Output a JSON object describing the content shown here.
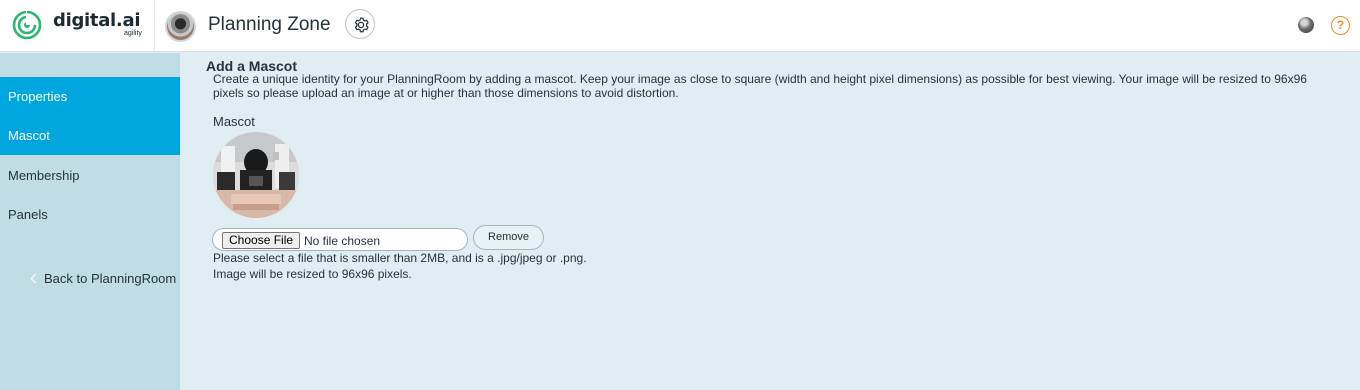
{
  "header": {
    "logo_text": "digital.ai",
    "logo_sub": "agility",
    "room_title": "Planning Zone"
  },
  "icons": {
    "logo": "digital-ai-logo",
    "settings": "gear-icon",
    "help": "question-icon",
    "back": "chevron-left-icon"
  },
  "colors": {
    "active_nav": "#00a7df",
    "sidebar": "#c0dde6",
    "main_bg": "#e0eef3",
    "help_accent": "#f08a1c",
    "logo_green": "#2bb673"
  },
  "sidebar": {
    "items": [
      {
        "label": "Properties",
        "state": "highlighted"
      },
      {
        "label": "Mascot",
        "state": "active"
      },
      {
        "label": "Membership",
        "state": "normal"
      },
      {
        "label": "Panels",
        "state": "normal"
      }
    ],
    "back_label": "Back to PlanningRoom"
  },
  "main": {
    "title": "Add a Mascot",
    "description": "Create a unique identity for your PlanningRoom by adding a mascot. Keep your image as close to square (width and height pixel dimensions) as possible for best viewing. Your image will be resized to 96x96 pixels so please upload an image at or higher than those dimensions to avoid distortion.",
    "field_label": "Mascot",
    "choose_file_label": "Choose File",
    "file_status": "No file chosen",
    "remove_label": "Remove",
    "hint_1": "Please select a file that is smaller than 2MB, and is a .jpg/jpeg or .png.",
    "hint_2": "Image will be resized to 96x96 pixels."
  }
}
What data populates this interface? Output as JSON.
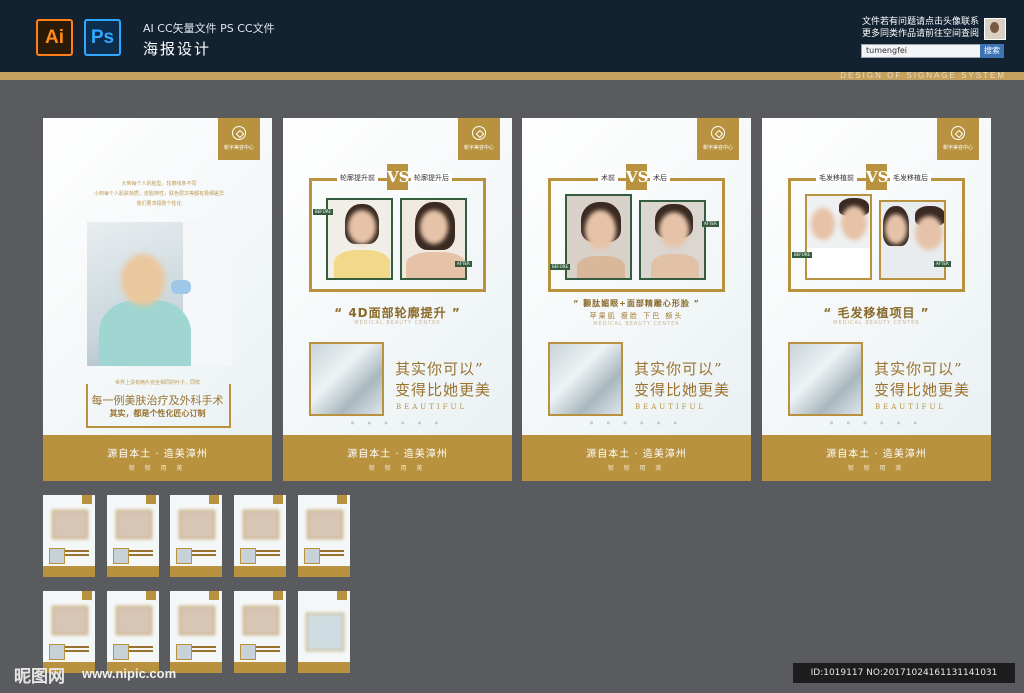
{
  "header": {
    "ai_icon": "Ai",
    "ps_icon": "Ps",
    "file_types": "AI CC矢量文件   PS CC文件",
    "title": "海报设计",
    "contact_line1": "文件若有问题请点击头像联系",
    "contact_line2": "更多同类作品请前往空间查阅",
    "search_value": "tumengfei",
    "search_button": "搜索",
    "subtitle_banner": "DESIGN OF SIGNAGE SYSTEM"
  },
  "posters": {
    "common": {
      "badge_text": "新宇美容中心",
      "slogan": "源自本土 · 造美漳州",
      "footer_sub": "韧 韧 用 美",
      "big_line1": "其实你可以”",
      "big_line2": "变得比她更美",
      "beautiful": "BEAUTIFUL",
      "center_en": "MEDICAL BEAUTY CENTER",
      "thin_line": "● ● ● ● ● ●",
      "before_tag": "BEFORE",
      "after_tag": "AFTER",
      "vs": "VS"
    },
    "p1": {
      "intro_line1": "大到每个人的脸型，轮廓线条不同",
      "intro_line2": "小到每个人肌肤特质，皮脂特性，肤色层次等都有极细差异",
      "intro_line3": "我们要求极致个性化",
      "small_note": "世界上没有两片完全相同的叶子，同样",
      "line1": "每一例美肤治疗及外科手术",
      "line2": "其实，都是个性化匠心订制"
    },
    "p2": {
      "before_label": "轮廓提升前",
      "after_label": "轮廓提升后",
      "project": "“ 4D面部轮廓提升 ”"
    },
    "p3": {
      "before_label": "术前",
      "after_label": "术后",
      "project": "“ 颧肽媚眼+面部精雕心形脸 ”",
      "treatments": "苹果肌   瘦脸   下巴   额头"
    },
    "p4": {
      "before_label": "毛发移植前",
      "after_label": "毛发移植后",
      "project": "“ 毛发移植项目 ”"
    }
  },
  "watermark": {
    "logo": "昵图网",
    "url": "www.nipic.com",
    "id_text": "ID:1019117 NO:20171024161131141031"
  },
  "colors": {
    "gold": "#b8923e",
    "navy": "#132231",
    "background": "#5a5b5e",
    "photo_tag_green": "#355c3f"
  }
}
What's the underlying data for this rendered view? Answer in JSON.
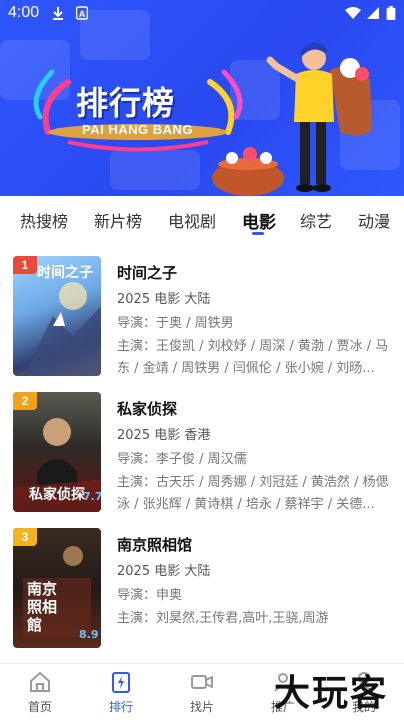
{
  "status_bar": {
    "time": "4:00"
  },
  "banner": {
    "title": "排行榜",
    "subtitle": "PAI HANG BANG"
  },
  "tabs": [
    {
      "label": "热搜榜"
    },
    {
      "label": "新片榜"
    },
    {
      "label": "电视剧"
    },
    {
      "label": "电影"
    },
    {
      "label": "综艺"
    },
    {
      "label": "动漫"
    }
  ],
  "active_tab": "电影",
  "movies": [
    {
      "rank": "1",
      "rank_color": "#e84a3b",
      "title": "时间之子",
      "meta": "2025  电影  大陆",
      "director": "导演：于奥 / 周铁男",
      "cast": "主演：王俊凯 / 刘校妤 / 周深 / 黄渤 / 贾冰 / 马东 / 金靖 / 周铁男 / 闫佩伦 / 张小婉 / 刘旸..."
    },
    {
      "rank": "2",
      "rank_color": "#f3a11b",
      "title": "私家侦探",
      "meta": "2025  电影  香港",
      "director": "导演：李子俊 / 周汉儒",
      "cast": "主演：古天乐 / 周秀娜 / 刘冠廷 / 黄浩然 / 杨偲泳 / 张兆辉 / 黄诗棋 / 培永 / 蔡祥宇 / 关德..."
    },
    {
      "rank": "3",
      "rank_color": "#f2b41d",
      "title": "南京照相馆",
      "meta": "2025  电影  大陆",
      "director": "导演：申奥",
      "cast": "主演：刘昊然,王传君,高叶,王骁,周游"
    }
  ],
  "posters": [
    {
      "text": "时间之子",
      "score": ""
    },
    {
      "text": "私家侦探",
      "score": "7.7"
    },
    {
      "text": "南京照相館",
      "score": "8.9"
    }
  ],
  "nav": [
    {
      "label": "首页"
    },
    {
      "label": "排行"
    },
    {
      "label": "找片"
    },
    {
      "label": "推广"
    },
    {
      "label": "我的"
    }
  ],
  "watermark": "大玩客"
}
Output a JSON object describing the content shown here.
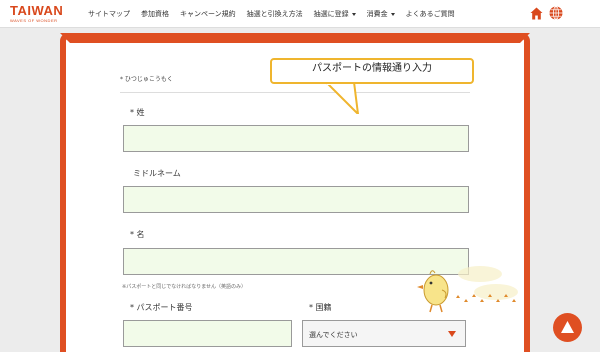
{
  "brand": {
    "name": "TAIWAN",
    "tagline": "WAVES OF WONDER",
    "color": "#d9481c"
  },
  "nav": {
    "items": [
      {
        "label": "サイトマップ",
        "has_dropdown": false
      },
      {
        "label": "参加資格",
        "has_dropdown": false
      },
      {
        "label": "キャンペーン規約",
        "has_dropdown": false
      },
      {
        "label": "抽選と引換え方法",
        "has_dropdown": false
      },
      {
        "label": "抽選に登録",
        "has_dropdown": true
      },
      {
        "label": "消費金",
        "has_dropdown": true
      },
      {
        "label": "よくあるご質問",
        "has_dropdown": false
      }
    ],
    "icons": [
      "home-icon",
      "globe-icon"
    ]
  },
  "form": {
    "section_label": "* ひつじゅこうもく",
    "fields": {
      "surname_label": "* 姓",
      "surname_value": "",
      "middle_name_label": "ミドルネーム",
      "middle_name_value": "",
      "given_name_label": "* 名",
      "given_name_value": "",
      "passport_number_label": "* パスポート番号",
      "passport_number_value": "",
      "nationality_label": "* 国籍",
      "nationality_selected": "選んでください"
    },
    "note": "※パスポートと同じでなければなりません（英語のみ）",
    "accent_color": "#df4f22",
    "field_bg": "#f2fbe9"
  },
  "callout": {
    "text": "パスポートの情報通り入力",
    "border_color": "#efb52e"
  },
  "back_to_top": {
    "icon": "arrow-up-icon",
    "color": "#df4f22"
  }
}
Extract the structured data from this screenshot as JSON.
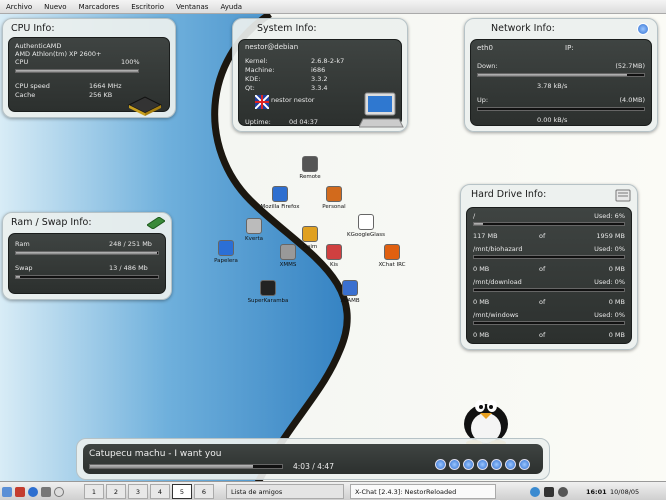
{
  "menubar": {
    "items": [
      "Archivo",
      "Nuevo",
      "Marcadores",
      "Escritorio",
      "Ventanas",
      "Ayuda"
    ]
  },
  "cpu": {
    "title": "CPU Info:",
    "vendor": "AuthenticAMD",
    "model": "AMD Athlon(tm) XP 2600+",
    "usage_label": "CPU",
    "usage_value": "100%",
    "usage": 1.0,
    "speed_label": "CPU speed",
    "speed_value": "1664 MHz",
    "cache_label": "Cache",
    "cache_value": "256 KB"
  },
  "system": {
    "title": "System Info:",
    "user_host": "nestor@debian",
    "rows": [
      {
        "k": "Kernel:",
        "v": "2.6.8-2-k7"
      },
      {
        "k": "Machine:",
        "v": "i686"
      },
      {
        "k": "KDE:",
        "v": "3.3.2"
      },
      {
        "k": "Qt:",
        "v": "3.3.4"
      }
    ],
    "login": "nestor nestor",
    "uptime_label": "Uptime:",
    "uptime_value": "0d 04:37"
  },
  "network": {
    "title": "Network Info:",
    "iface": "eth0",
    "ip_label": "IP:",
    "down_label": "Down:",
    "down_total": "(52.7MB)",
    "down_rate": "3.78 kB/s",
    "down": 0.9,
    "up_label": "Up:",
    "up_total": "(4.0MB)",
    "up_rate": "0.00 kB/s",
    "up": 0.0
  },
  "ram": {
    "title": "Ram / Swap Info:",
    "ram_label": "Ram",
    "ram_value": "248 / 251 Mb",
    "ram": 0.99,
    "swap_label": "Swap",
    "swap_value": "13 / 486 Mb",
    "swap": 0.03
  },
  "disk": {
    "title": "Hard Drive Info:",
    "of_label": "of",
    "drives": [
      {
        "mount": "/",
        "used": "Used: 6%",
        "a": "117 MB",
        "b": "1959 MB",
        "pct": 0.06
      },
      {
        "mount": "/mnt/biohazard",
        "used": "Used: 0%",
        "a": "0 MB",
        "b": "0 MB",
        "pct": 0
      },
      {
        "mount": "/mnt/download",
        "used": "Used: 0%",
        "a": "0 MB",
        "b": "0 MB",
        "pct": 0
      },
      {
        "mount": "/mnt/windows",
        "used": "Used: 0%",
        "a": "0 MB",
        "b": "0 MB",
        "pct": 0
      }
    ]
  },
  "desktop_icons": [
    "Remote",
    "Mozilla Firefox",
    "Personal",
    "Kverta",
    "Gaim",
    "KGoogleGlass",
    "Papelera",
    "XMMS",
    "Kis",
    "XChat IRC",
    "SuperKaramba",
    "XLAMB"
  ],
  "player": {
    "track": "Catupecu machu - I want you",
    "time": "4:03 / 4:47",
    "progress": 0.85
  },
  "taskbar": {
    "desktops": [
      "1",
      "2",
      "3",
      "4",
      "5",
      "6"
    ],
    "tasks": [
      "Lista de amigos",
      "X-Chat [2.4.3]: NestorReloaded"
    ],
    "time": "16:01",
    "date": "10/08/05"
  },
  "colors": {
    "panel": "#ecf0ee",
    "panel_body": "#353a38",
    "accent": "#2e6fd0"
  }
}
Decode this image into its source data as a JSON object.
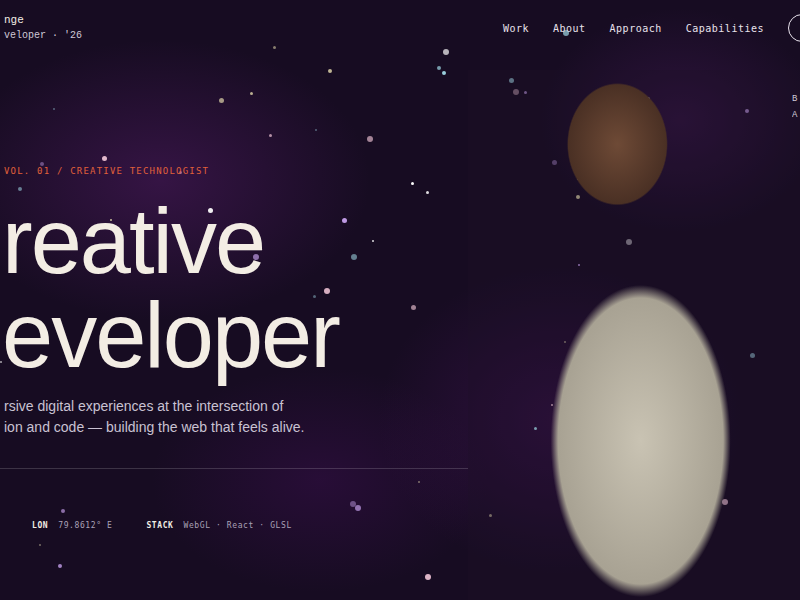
{
  "brand": {
    "name": "nge",
    "tagline": "veloper · '26"
  },
  "nav": [
    "Work",
    "About",
    "Approach",
    "Capabilities"
  ],
  "side_labels": [
    "B",
    "A"
  ],
  "hero": {
    "eyebrow": "VOL. 01 / CREATIVE TECHNOLOGIST",
    "title": [
      "reative",
      "eveloper"
    ],
    "lede": [
      "rsive digital experiences at the intersection of",
      "ion and code — building the web that feels alive."
    ]
  },
  "meta": [
    {
      "label": "LON",
      "value": "79.8612° E"
    },
    {
      "label": "STACK",
      "value": "WebGL · React · GLSL"
    }
  ]
}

===============

EXERCISE DETAILS: Show every line from the listing above in which the string "project" appears.

FULL RESPONSE:
      "project": "“ 4D面部轮廓提升 ”"
      "project": "“ 颧肽媚眼+面部精雕心形脸 ”",
      "project": "“ 毛发移植项目 ”"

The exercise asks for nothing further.